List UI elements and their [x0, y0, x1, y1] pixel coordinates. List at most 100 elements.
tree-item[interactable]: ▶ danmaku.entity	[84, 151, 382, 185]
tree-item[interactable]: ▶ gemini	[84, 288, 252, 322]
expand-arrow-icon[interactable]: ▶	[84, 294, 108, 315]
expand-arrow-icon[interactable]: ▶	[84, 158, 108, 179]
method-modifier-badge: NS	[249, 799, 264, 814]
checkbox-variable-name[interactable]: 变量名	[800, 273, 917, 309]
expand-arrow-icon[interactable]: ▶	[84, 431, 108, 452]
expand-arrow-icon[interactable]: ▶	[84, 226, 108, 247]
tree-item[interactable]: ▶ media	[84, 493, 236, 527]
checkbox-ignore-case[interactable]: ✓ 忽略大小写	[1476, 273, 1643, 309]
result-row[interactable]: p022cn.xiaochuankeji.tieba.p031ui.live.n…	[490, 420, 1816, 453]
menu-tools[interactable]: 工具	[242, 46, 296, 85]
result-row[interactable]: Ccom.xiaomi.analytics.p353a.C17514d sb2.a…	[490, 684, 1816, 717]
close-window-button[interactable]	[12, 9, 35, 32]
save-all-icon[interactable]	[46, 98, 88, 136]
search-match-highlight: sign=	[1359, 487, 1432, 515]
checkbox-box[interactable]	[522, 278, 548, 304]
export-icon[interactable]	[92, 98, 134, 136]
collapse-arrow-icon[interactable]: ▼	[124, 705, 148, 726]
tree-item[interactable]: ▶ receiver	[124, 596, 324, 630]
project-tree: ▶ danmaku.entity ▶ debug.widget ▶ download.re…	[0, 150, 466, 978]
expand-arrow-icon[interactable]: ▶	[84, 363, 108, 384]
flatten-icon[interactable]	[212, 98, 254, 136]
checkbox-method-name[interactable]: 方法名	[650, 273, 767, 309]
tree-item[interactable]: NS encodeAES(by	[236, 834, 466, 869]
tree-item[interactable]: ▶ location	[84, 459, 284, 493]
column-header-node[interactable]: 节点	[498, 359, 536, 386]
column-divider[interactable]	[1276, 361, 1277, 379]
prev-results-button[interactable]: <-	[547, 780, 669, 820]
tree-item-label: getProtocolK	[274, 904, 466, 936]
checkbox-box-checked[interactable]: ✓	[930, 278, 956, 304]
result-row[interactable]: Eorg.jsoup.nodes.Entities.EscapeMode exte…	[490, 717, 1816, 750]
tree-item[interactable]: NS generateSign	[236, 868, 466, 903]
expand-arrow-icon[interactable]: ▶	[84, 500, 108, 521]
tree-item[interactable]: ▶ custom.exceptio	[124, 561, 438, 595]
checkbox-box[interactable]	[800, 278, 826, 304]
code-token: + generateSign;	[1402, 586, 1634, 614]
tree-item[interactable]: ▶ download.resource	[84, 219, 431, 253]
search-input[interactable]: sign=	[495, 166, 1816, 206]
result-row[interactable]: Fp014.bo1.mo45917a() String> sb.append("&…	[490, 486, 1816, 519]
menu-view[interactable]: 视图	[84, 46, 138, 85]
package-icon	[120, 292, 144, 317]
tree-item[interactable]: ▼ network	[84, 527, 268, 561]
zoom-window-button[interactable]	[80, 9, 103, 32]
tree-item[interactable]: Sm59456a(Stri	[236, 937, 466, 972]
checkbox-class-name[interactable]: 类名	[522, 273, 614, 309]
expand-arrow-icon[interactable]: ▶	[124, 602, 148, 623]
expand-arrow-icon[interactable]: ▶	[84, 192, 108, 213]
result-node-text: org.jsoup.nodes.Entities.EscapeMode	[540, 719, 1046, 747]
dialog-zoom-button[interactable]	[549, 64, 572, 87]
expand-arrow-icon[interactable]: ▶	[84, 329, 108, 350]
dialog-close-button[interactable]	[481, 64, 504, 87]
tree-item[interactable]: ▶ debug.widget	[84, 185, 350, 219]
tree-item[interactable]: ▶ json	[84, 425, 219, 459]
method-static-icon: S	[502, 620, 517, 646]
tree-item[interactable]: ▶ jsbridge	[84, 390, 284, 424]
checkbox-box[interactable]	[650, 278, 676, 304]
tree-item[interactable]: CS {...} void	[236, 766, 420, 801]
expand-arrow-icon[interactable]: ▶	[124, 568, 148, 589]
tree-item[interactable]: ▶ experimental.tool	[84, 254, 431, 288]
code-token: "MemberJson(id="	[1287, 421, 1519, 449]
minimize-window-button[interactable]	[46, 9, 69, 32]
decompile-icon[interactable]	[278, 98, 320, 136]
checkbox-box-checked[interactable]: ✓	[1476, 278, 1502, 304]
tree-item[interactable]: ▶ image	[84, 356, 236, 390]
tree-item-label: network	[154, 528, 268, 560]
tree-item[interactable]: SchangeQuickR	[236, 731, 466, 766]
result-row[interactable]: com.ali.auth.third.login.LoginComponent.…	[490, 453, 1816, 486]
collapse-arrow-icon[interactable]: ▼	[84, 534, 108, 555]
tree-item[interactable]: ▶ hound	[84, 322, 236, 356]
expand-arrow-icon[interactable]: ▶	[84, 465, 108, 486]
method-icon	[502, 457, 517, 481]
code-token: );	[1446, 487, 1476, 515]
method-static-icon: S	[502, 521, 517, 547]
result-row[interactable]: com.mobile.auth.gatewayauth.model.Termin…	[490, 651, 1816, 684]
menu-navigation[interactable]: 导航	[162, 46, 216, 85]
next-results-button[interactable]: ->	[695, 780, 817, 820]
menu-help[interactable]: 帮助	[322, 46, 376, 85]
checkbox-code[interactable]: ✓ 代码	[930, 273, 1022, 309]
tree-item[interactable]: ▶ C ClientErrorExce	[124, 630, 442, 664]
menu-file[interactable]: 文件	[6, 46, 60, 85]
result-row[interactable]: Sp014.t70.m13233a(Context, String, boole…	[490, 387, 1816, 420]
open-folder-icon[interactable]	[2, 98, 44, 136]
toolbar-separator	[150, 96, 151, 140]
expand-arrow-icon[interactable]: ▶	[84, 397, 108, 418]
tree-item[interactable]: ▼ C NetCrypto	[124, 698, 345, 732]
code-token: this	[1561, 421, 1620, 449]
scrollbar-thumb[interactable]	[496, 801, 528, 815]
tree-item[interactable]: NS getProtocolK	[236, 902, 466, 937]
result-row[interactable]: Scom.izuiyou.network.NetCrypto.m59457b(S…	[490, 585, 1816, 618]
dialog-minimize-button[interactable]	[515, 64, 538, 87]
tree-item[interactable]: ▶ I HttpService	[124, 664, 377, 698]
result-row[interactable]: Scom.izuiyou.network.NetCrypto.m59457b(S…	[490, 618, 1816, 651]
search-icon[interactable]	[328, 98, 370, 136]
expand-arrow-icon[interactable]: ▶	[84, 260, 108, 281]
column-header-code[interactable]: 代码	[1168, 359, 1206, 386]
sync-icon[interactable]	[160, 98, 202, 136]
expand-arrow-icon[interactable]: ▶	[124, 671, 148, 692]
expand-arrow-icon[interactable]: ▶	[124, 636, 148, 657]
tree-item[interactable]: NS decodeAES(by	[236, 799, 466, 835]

### Task description
Arrange every line of the items above as a Markdown table with two columns, Row and Line, numbering each row and leaving out blank lines.

### Solution
| Row | Line |
|---|---|
| 1 | List UI elements and their [x0, y0, x1, y1] pixel coordinates. List at most 100 elements. |
| 2 | tree-item[interactable]: ▶ danmaku.entity	[84, 151, 382, 185] |
| 3 | tree-item[interactable]: ▶ gemini	[84, 288, 252, 322] |
| 4 | expand-arrow-icon[interactable]: ▶	[84, 294, 108, 315] |
| 5 | expand-arrow-icon[interactable]: ▶	[84, 158, 108, 179] |
| 6 | method-modifier-badge: NS	[249, 799, 264, 814] |
| 7 | checkbox-variable-name[interactable]: 变量名	[800, 273, 917, 309] |
| 8 | expand-arrow-icon[interactable]: ▶	[84, 431, 108, 452] |
| 9 | expand-arrow-icon[interactable]: ▶	[84, 226, 108, 247] |
| 10 | tree-item[interactable]: ▶ media	[84, 493, 236, 527] |
| 11 | checkbox-ignore-case[interactable]: ✓ 忽略大小写	[1476, 273, 1643, 309] |
| 12 | result-row[interactable]: p022cn.xiaochuankeji.tieba.p031ui.live.n…	[490, 420, 1816, 453] |
| 13 | menu-tools[interactable]: 工具	[242, 46, 296, 85] |
| 14 | result-row[interactable]: Ccom.xiaomi.analytics.p353a.C17514d sb2.a…	[490, 684, 1816, 717] |
| 15 | close-window-button[interactable]	[12, 9, 35, 32] |
| 16 | save-all-icon[interactable]	[46, 98, 88, 136] |
| 17 | search-match-highlight: sign=	[1359, 487, 1432, 515] |
| 18 | checkbox-box[interactable]	[522, 278, 548, 304] |
| 19 | export-icon[interactable]	[92, 98, 134, 136] |
| 20 | collapse-arrow-icon[interactable]: ▼	[124, 705, 148, 726] |
| 21 | tree-item[interactable]: ▶ receiver	[124, 596, 324, 630] |
| 22 | project-tree: ▶ danmaku.entity ▶ debug.widget ▶ download.re…	[0, 150, 466, 978] |
| 23 | expand-arrow-icon[interactable]: ▶	[84, 363, 108, 384] |
| 24 | flatten-icon[interactable]	[212, 98, 254, 136] |
| 25 | checkbox-method-name[interactable]: 方法名	[650, 273, 767, 309] |
| 26 | tree-item[interactable]: NS encodeAES(by	[236, 834, 466, 869] |
| 27 | tree-item[interactable]: ▶ location	[84, 459, 284, 493] |
| 28 | column-header-node[interactable]: 节点	[498, 359, 536, 386] |
| 29 | column-divider[interactable]	[1276, 361, 1277, 379] |
| 30 | prev-results-button[interactable]: <-	[547, 780, 669, 820] |
| 31 | tree-item-label: getProtocolK	[274, 904, 466, 936] |
| 32 | checkbox-box-checked[interactable]: ✓	[930, 278, 956, 304] |
| 33 | result-row[interactable]: Eorg.jsoup.nodes.Entities.EscapeMode exte…	[490, 717, 1816, 750] |
| 34 | tree-item[interactable]: NS generateSign	[236, 868, 466, 903] |
| 35 | expand-arrow-icon[interactable]: ▶	[84, 500, 108, 521] |
| 36 | tree-item[interactable]: ▶ custom.exceptio	[124, 561, 438, 595] |
| 37 | checkbox-box[interactable]	[800, 278, 826, 304] |
| 38 | code-token: + generateSign;	[1402, 586, 1634, 614] |
| 39 | tree-item[interactable]: ▶ download.resource	[84, 219, 431, 253] |
| 40 | search-input[interactable]: sign=	[495, 166, 1816, 206] |
| 41 | result-row[interactable]: Fp014.bo1.mo45917a() String> sb.append("&…	[490, 486, 1816, 519] |
| 42 | menu-view[interactable]: 视图	[84, 46, 138, 85] |
| 43 | package-icon	[120, 292, 144, 317] |
| 44 | tree-item[interactable]: ▼ network	[84, 527, 268, 561] |
| 45 | zoom-window-button[interactable]	[80, 9, 103, 32] |
| 46 | tree-item[interactable]: Sm59456a(Stri	[236, 937, 466, 972] |
| 47 | checkbox-class-name[interactable]: 类名	[522, 273, 614, 309] |
| 48 | expand-arrow-icon[interactable]: ▶	[124, 602, 148, 623] |
| 49 | expand-arrow-icon[interactable]: ▶	[84, 192, 108, 213] |
| 50 | result-node-text: org.jsoup.nodes.Entities.EscapeMode	[540, 719, 1046, 747] |
| 51 | dialog-zoom-button[interactable]	[549, 64, 572, 87] |
| 52 | expand-arrow-icon[interactable]: ▶	[84, 329, 108, 350] |
| 53 | dialog-close-button[interactable]	[481, 64, 504, 87] |
| 54 | tree-item[interactable]: ▶ debug.widget	[84, 185, 350, 219] |
| 55 | tree-item[interactable]: ▶ json	[84, 425, 219, 459] |
| 56 | method-static-icon: S	[502, 620, 517, 646] |
| 57 | tree-item[interactable]: ▶ jsbridge	[84, 390, 284, 424] |
| 58 | checkbox-box[interactable]	[650, 278, 676, 304] |
| 59 | tree-item[interactable]: CS {...} void	[236, 766, 420, 801] |
| 60 | expand-arrow-icon[interactable]: ▶	[124, 568, 148, 589] |
| 61 | tree-item[interactable]: ▶ experimental.tool	[84, 254, 431, 288] |
| 62 | code-token: "MemberJson(id="	[1287, 421, 1519, 449] |
| 63 | minimize-window-button[interactable]	[46, 9, 69, 32] |
| 64 | decompile-icon[interactable]	[278, 98, 320, 136] |
| 65 | checkbox-box-checked[interactable]: ✓	[1476, 278, 1502, 304] |
| 66 | tree-item[interactable]: ▶ image	[84, 356, 236, 390] |
| 67 | tree-item-label: network	[154, 528, 268, 560] |
| 68 | tree-item[interactable]: SchangeQuickR	[236, 731, 466, 766] |
| 69 | result-row[interactable]: com.ali.auth.third.login.LoginComponent.…	[490, 453, 1816, 486] |
| 70 | collapse-arrow-icon[interactable]: ▼	[84, 534, 108, 555] |
| 71 | tree-item[interactable]: ▶ hound	[84, 322, 236, 356] |
| 72 | expand-arrow-icon[interactable]: ▶	[84, 465, 108, 486] |
| 73 | method-icon	[502, 457, 517, 481] |
| 74 | code-token: );	[1446, 487, 1476, 515] |
| 75 | method-static-icon: S	[502, 521, 517, 547] |
| 76 | result-row[interactable]: com.mobile.auth.gatewayauth.model.Termin…	[490, 651, 1816, 684] |
| 77 | menu-navigation[interactable]: 导航	[162, 46, 216, 85] |
| 78 | next-results-button[interactable]: ->	[695, 780, 817, 820] |
| 79 | menu-help[interactable]: 帮助	[322, 46, 376, 85] |
| 80 | checkbox-code[interactable]: ✓ 代码	[930, 273, 1022, 309] |
| 81 | tree-item[interactable]: ▶ C ClientErrorExce	[124, 630, 442, 664] |
| 82 | menu-file[interactable]: 文件	[6, 46, 60, 85] |
| 83 | result-row[interactable]: Sp014.t70.m13233a(Context, String, boole…	[490, 387, 1816, 420] |
| 84 | open-folder-icon[interactable]	[2, 98, 44, 136] |
| 85 | toolbar-separator	[150, 96, 151, 140] |
| 86 | expand-arrow-icon[interactable]: ▶	[84, 397, 108, 418] |
| 87 | tree-item[interactable]: ▼ C NetCrypto	[124, 698, 345, 732] |
| 88 | code-token: this	[1561, 421, 1620, 449] |
| 89 | scrollbar-thumb[interactable]	[496, 801, 528, 815] |
| 90 | tree-item[interactable]: NS getProtocolK	[236, 902, 466, 937] |
| 91 | result-row[interactable]: Scom.izuiyou.network.NetCrypto.m59457b(S…	[490, 585, 1816, 618] |
| 92 | dialog-minimize-button[interactable]	[515, 64, 538, 87] |
| 93 | tree-item[interactable]: ▶ I HttpService	[124, 664, 377, 698] |
| 94 | result-row[interactable]: Scom.izuiyou.network.NetCrypto.m59457b(S…	[490, 618, 1816, 651] |
| 95 | search-icon[interactable]	[328, 98, 370, 136] |
| 96 | expand-arrow-icon[interactable]: ▶	[84, 260, 108, 281] |
| 97 | column-header-code[interactable]: 代码	[1168, 359, 1206, 386] |
| 98 | sync-icon[interactable]	[160, 98, 202, 136] |
| 99 | expand-arrow-icon[interactable]: ▶	[124, 671, 148, 692] |
| 100 | expand-arrow-icon[interactable]: ▶	[124, 636, 148, 657] |
| 101 | tree-item[interactable]: NS decodeAES(by	[236, 799, 466, 835] |